- [Task prompt]
Reproduce every entry below precisely; do not include the pictures.

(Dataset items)
......
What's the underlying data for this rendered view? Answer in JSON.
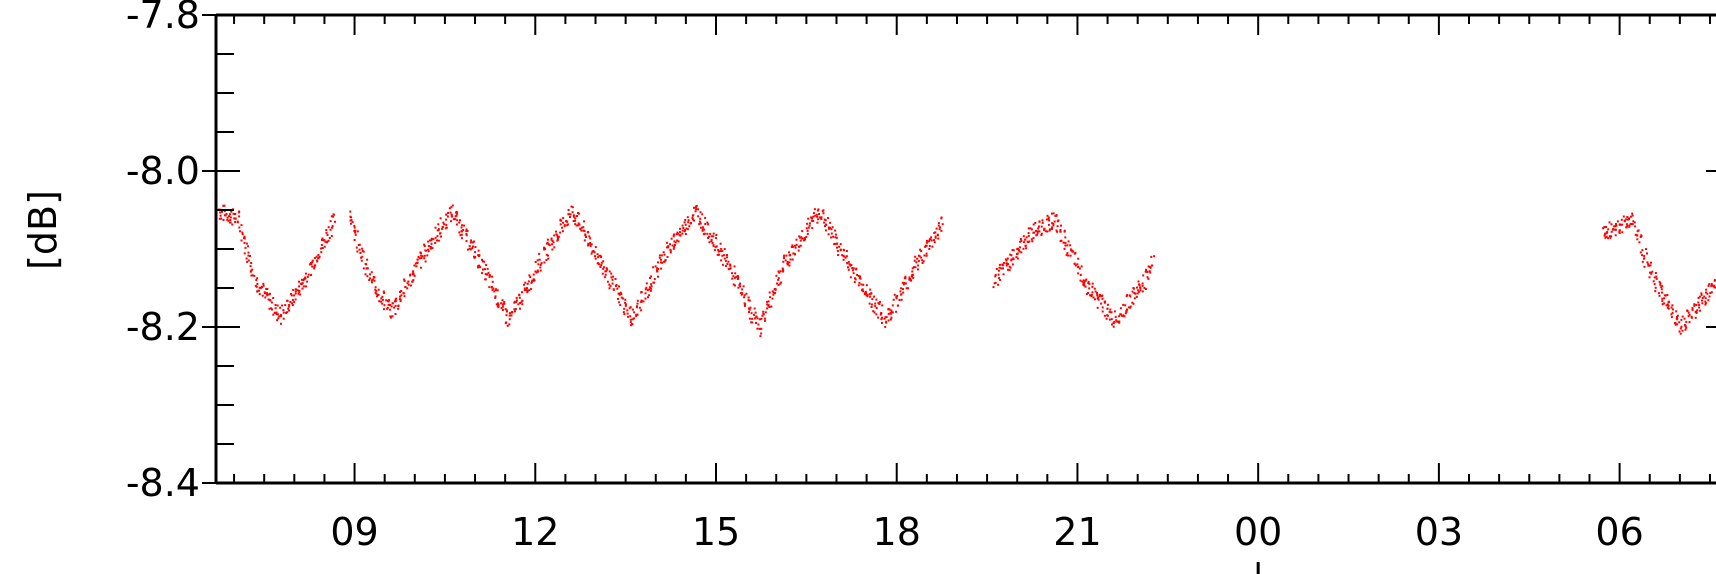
{
  "chart_data": {
    "type": "scatter",
    "title": "",
    "xlabel": "",
    "ylabel": "[dB]",
    "ylim": [
      -8.4,
      -7.8
    ],
    "y_ticks": [
      -7.8,
      -8.0,
      -8.2,
      -8.4
    ],
    "y_tick_labels": [
      "-7.8",
      "-8.0",
      "-8.2",
      "-8.4"
    ],
    "x_ticks_hours": [
      9,
      12,
      15,
      18,
      21,
      24,
      27,
      30
    ],
    "x_tick_labels": [
      "09",
      "12",
      "15",
      "18",
      "21",
      "00",
      "03",
      "06"
    ],
    "xlim_hours": [
      6.7,
      31.6
    ],
    "grid": false,
    "legend": false,
    "series": [
      {
        "color": "#ff0000",
        "segments": [
          [
            [
              6.7,
              -8.05
            ],
            [
              7.05,
              -8.06
            ],
            [
              7.35,
              -8.14
            ],
            [
              7.75,
              -8.185
            ],
            [
              8.15,
              -8.14
            ],
            [
              8.6,
              -8.07
            ],
            [
              8.65,
              -8.06
            ]
          ],
          [
            [
              8.9,
              -8.05
            ],
            [
              9.2,
              -8.13
            ],
            [
              9.6,
              -8.18
            ],
            [
              10.1,
              -8.11
            ],
            [
              10.6,
              -8.05
            ],
            [
              11.1,
              -8.12
            ],
            [
              11.55,
              -8.19
            ],
            [
              12.1,
              -8.11
            ],
            [
              12.6,
              -8.05
            ],
            [
              13.1,
              -8.12
            ],
            [
              13.6,
              -8.19
            ],
            [
              14.1,
              -8.11
            ],
            [
              14.65,
              -8.05
            ],
            [
              15.2,
              -8.12
            ],
            [
              15.7,
              -8.2
            ],
            [
              16.1,
              -8.12
            ],
            [
              16.7,
              -8.05
            ],
            [
              17.2,
              -8.12
            ],
            [
              17.8,
              -8.19
            ],
            [
              18.3,
              -8.12
            ],
            [
              18.75,
              -8.065
            ]
          ],
          [
            [
              19.6,
              -8.14
            ],
            [
              20.2,
              -8.08
            ],
            [
              20.6,
              -8.06
            ],
            [
              21.1,
              -8.14
            ],
            [
              21.6,
              -8.19
            ],
            [
              22.1,
              -8.14
            ],
            [
              22.25,
              -8.11
            ]
          ],
          [
            [
              29.7,
              -8.08
            ],
            [
              30.2,
              -8.06
            ],
            [
              30.5,
              -8.13
            ],
            [
              31.0,
              -8.2
            ],
            [
              31.3,
              -8.17
            ],
            [
              31.6,
              -8.14
            ]
          ]
        ]
      }
    ]
  }
}
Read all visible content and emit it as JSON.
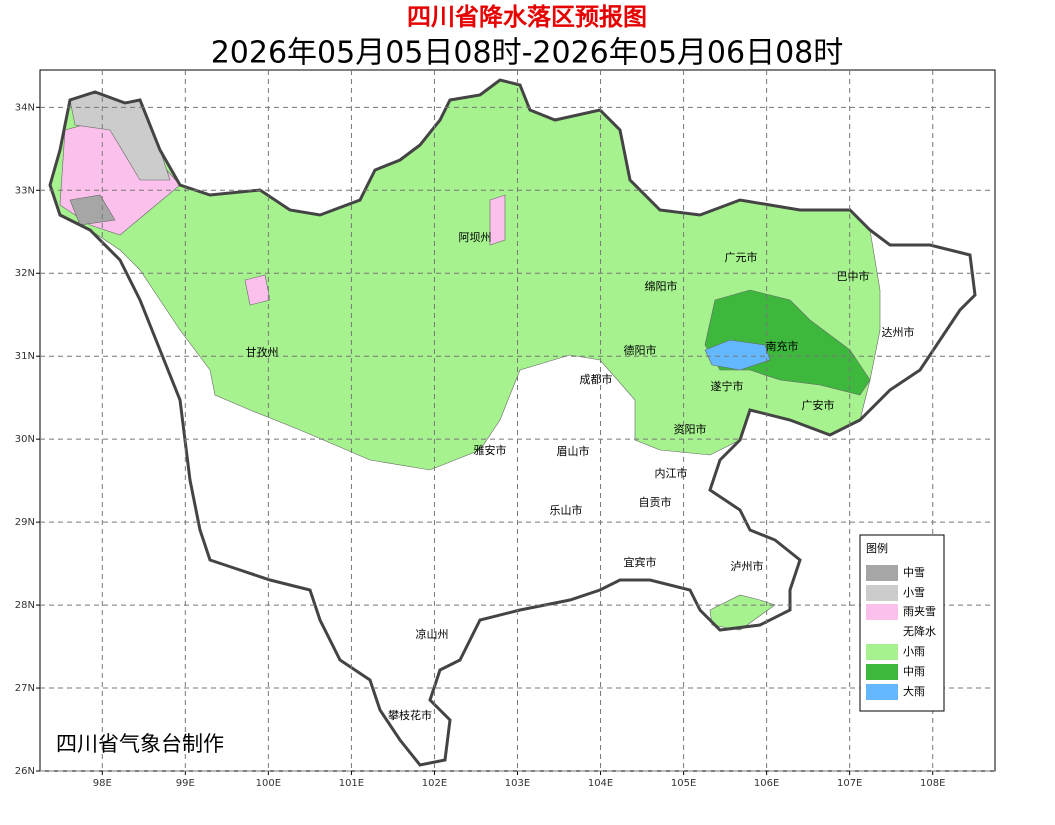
{
  "title": "四川省降水落区预报图",
  "subtitle": "2026年05月05日08时-2026年05月06日08时",
  "credit": "四川省气象台制作",
  "map": {
    "xlim": [
      97.25,
      108.75
    ],
    "ylim": [
      26,
      34.45
    ],
    "xticks": [
      {
        "value": 98,
        "label": "98E"
      },
      {
        "value": 99,
        "label": "99E"
      },
      {
        "value": 100,
        "label": "100E"
      },
      {
        "value": 101,
        "label": "101E"
      },
      {
        "value": 102,
        "label": "102E"
      },
      {
        "value": 103,
        "label": "103E"
      },
      {
        "value": 104,
        "label": "104E"
      },
      {
        "value": 105,
        "label": "105E"
      },
      {
        "value": 106,
        "label": "106E"
      },
      {
        "value": 107,
        "label": "107E"
      },
      {
        "value": 108,
        "label": "108E"
      }
    ],
    "yticks": [
      {
        "value": 26,
        "label": "26N"
      },
      {
        "value": 27,
        "label": "27N"
      },
      {
        "value": 28,
        "label": "28N"
      },
      {
        "value": 29,
        "label": "29N"
      },
      {
        "value": 30,
        "label": "30N"
      },
      {
        "value": 31,
        "label": "31N"
      },
      {
        "value": 32,
        "label": "32N"
      },
      {
        "value": 33,
        "label": "33N"
      },
      {
        "value": 34,
        "label": "34N"
      }
    ]
  },
  "cities": [
    "阿坝州",
    "广元市",
    "巴中市",
    "绵阳市",
    "达州市",
    "甘孜州",
    "德阳市",
    "南充市",
    "成都市",
    "遂宁市",
    "广安市",
    "资阳市",
    "雅安市",
    "眉山市",
    "内江市",
    "自贡市",
    "乐山市",
    "宜宾市",
    "泸州市",
    "凉山州",
    "攀枝花市"
  ],
  "legend": {
    "title": "图例",
    "items": [
      {
        "name": "中雪",
        "color": "#a6a6a6"
      },
      {
        "name": "小雪",
        "color": "#cccccc"
      },
      {
        "name": "雨夹雪",
        "color": "#fcc0ec"
      },
      {
        "name": "无降水",
        "color": "#ffffff"
      },
      {
        "name": "小雨",
        "color": "#a6f28f"
      },
      {
        "name": "中雨",
        "color": "#3db83d"
      },
      {
        "name": "大雨",
        "color": "#63b8ff"
      }
    ]
  }
}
......
- [Full solution]
What's the underlying data for this rendered view? Answer in JSON.
{
  "chart_data": {
    "type": "scatter",
    "title": "",
    "xlabel": "",
    "ylabel": "[dB]",
    "ylim": [
      -8.4,
      -7.8
    ],
    "y_ticks": [
      -7.8,
      -8.0,
      -8.2,
      -8.4
    ],
    "y_tick_labels": [
      "-7.8",
      "-8.0",
      "-8.2",
      "-8.4"
    ],
    "x_ticks_hours": [
      9,
      12,
      15,
      18,
      21,
      24,
      27,
      30
    ],
    "x_tick_labels": [
      "09",
      "12",
      "15",
      "18",
      "21",
      "00",
      "03",
      "06"
    ],
    "xlim_hours": [
      6.7,
      31.6
    ],
    "grid": false,
    "legend": false,
    "series": [
      {
        "color": "#ff0000",
        "segments": [
          [
            [
              6.7,
              -8.05
            ],
            [
              7.05,
              -8.06
            ],
            [
              7.35,
              -8.14
            ],
            [
              7.75,
              -8.185
            ],
            [
              8.15,
              -8.14
            ],
            [
              8.6,
              -8.07
            ],
            [
              8.65,
              -8.06
            ]
          ],
          [
            [
              8.9,
              -8.05
            ],
            [
              9.2,
              -8.13
            ],
            [
              9.6,
              -8.18
            ],
            [
              10.1,
              -8.11
            ],
            [
              10.6,
              -8.05
            ],
            [
              11.1,
              -8.12
            ],
            [
              11.55,
              -8.19
            ],
            [
              12.1,
              -8.11
            ],
            [
              12.6,
              -8.05
            ],
            [
              13.1,
              -8.12
            ],
            [
              13.6,
              -8.19
            ],
            [
              14.1,
              -8.11
            ],
            [
              14.65,
              -8.05
            ],
            [
              15.2,
              -8.12
            ],
            [
              15.7,
              -8.2
            ],
            [
              16.1,
              -8.12
            ],
            [
              16.7,
              -8.05
            ],
            [
              17.2,
              -8.12
            ],
            [
              17.8,
              -8.19
            ],
            [
              18.3,
              -8.12
            ],
            [
              18.75,
              -8.065
            ]
          ],
          [
            [
              19.6,
              -8.14
            ],
            [
              20.2,
              -8.08
            ],
            [
              20.6,
              -8.06
            ],
            [
              21.1,
              -8.14
            ],
            [
              21.6,
              -8.19
            ],
            [
              22.1,
              -8.14
            ],
            [
              22.25,
              -8.11
            ]
          ],
          [
            [
              29.7,
              -8.08
            ],
            [
              30.2,
              -8.06
            ],
            [
              30.5,
              -8.13
            ],
            [
              31.0,
              -8.2
            ],
            [
              31.3,
              -8.17
            ],
            [
              31.6,
              -8.14
            ]
          ]
        ]
      }
    ]
  }
}
Read all visible content and emit it as JSON.
{
  "title": "四川省降水落区预报图",
  "subtitle": "2026年05月05日08时-2026年05月06日08时",
  "credit": "四川省气象台制作",
  "map": {
    "xlim": [
      97.25,
      108.75
    ],
    "ylim": [
      26,
      34.45
    ],
    "xticks": [
      {
        "value": 98,
        "label": "98E"
      },
      {
        "value": 99,
        "label": "99E"
      },
      {
        "value": 100,
        "label": "100E"
      },
      {
        "value": 101,
        "label": "101E"
      },
      {
        "value": 102,
        "label": "102E"
      },
      {
        "value": 103,
        "label": "103E"
      },
      {
        "value": 104,
        "label": "104E"
      },
      {
        "value": 105,
        "label": "105E"
      },
      {
        "value": 106,
        "label": "106E"
      },
      {
        "value": 107,
        "label": "107E"
      },
      {
        "value": 108,
        "label": "108E"
      }
    ],
    "yticks": [
      {
        "value": 26,
        "label": "26N"
      },
      {
        "value": 27,
        "label": "27N"
      },
      {
        "value": 28,
        "label": "28N"
      },
      {
        "value": 29,
        "label": "29N"
      },
      {
        "value": 30,
        "label": "30N"
      },
      {
        "value": 31,
        "label": "31N"
      },
      {
        "value": 32,
        "label": "32N"
      },
      {
        "value": 33,
        "label": "33N"
      },
      {
        "value": 34,
        "label": "34N"
      }
    ]
  },
  "cities": [
    "阿坝州",
    "广元市",
    "巴中市",
    "绵阳市",
    "达州市",
    "甘孜州",
    "德阳市",
    "南充市",
    "成都市",
    "遂宁市",
    "广安市",
    "资阳市",
    "雅安市",
    "眉山市",
    "内江市",
    "自贡市",
    "乐山市",
    "宜宾市",
    "泸州市",
    "凉山州",
    "攀枝花市"
  ],
  "legend": {
    "title": "图例",
    "items": [
      {
        "name": "中雪",
        "color": "#a6a6a6"
      },
      {
        "name": "小雪",
        "color": "#cccccc"
      },
      {
        "name": "雨夹雪",
        "color": "#fcc0ec"
      },
      {
        "name": "无降水",
        "color": "#ffffff"
      },
      {
        "name": "小雨",
        "color": "#a6f28f"
      },
      {
        "name": "中雨",
        "color": "#3db83d"
      },
      {
        "name": "大雨",
        "color": "#63b8ff"
      }
    ]
  }
}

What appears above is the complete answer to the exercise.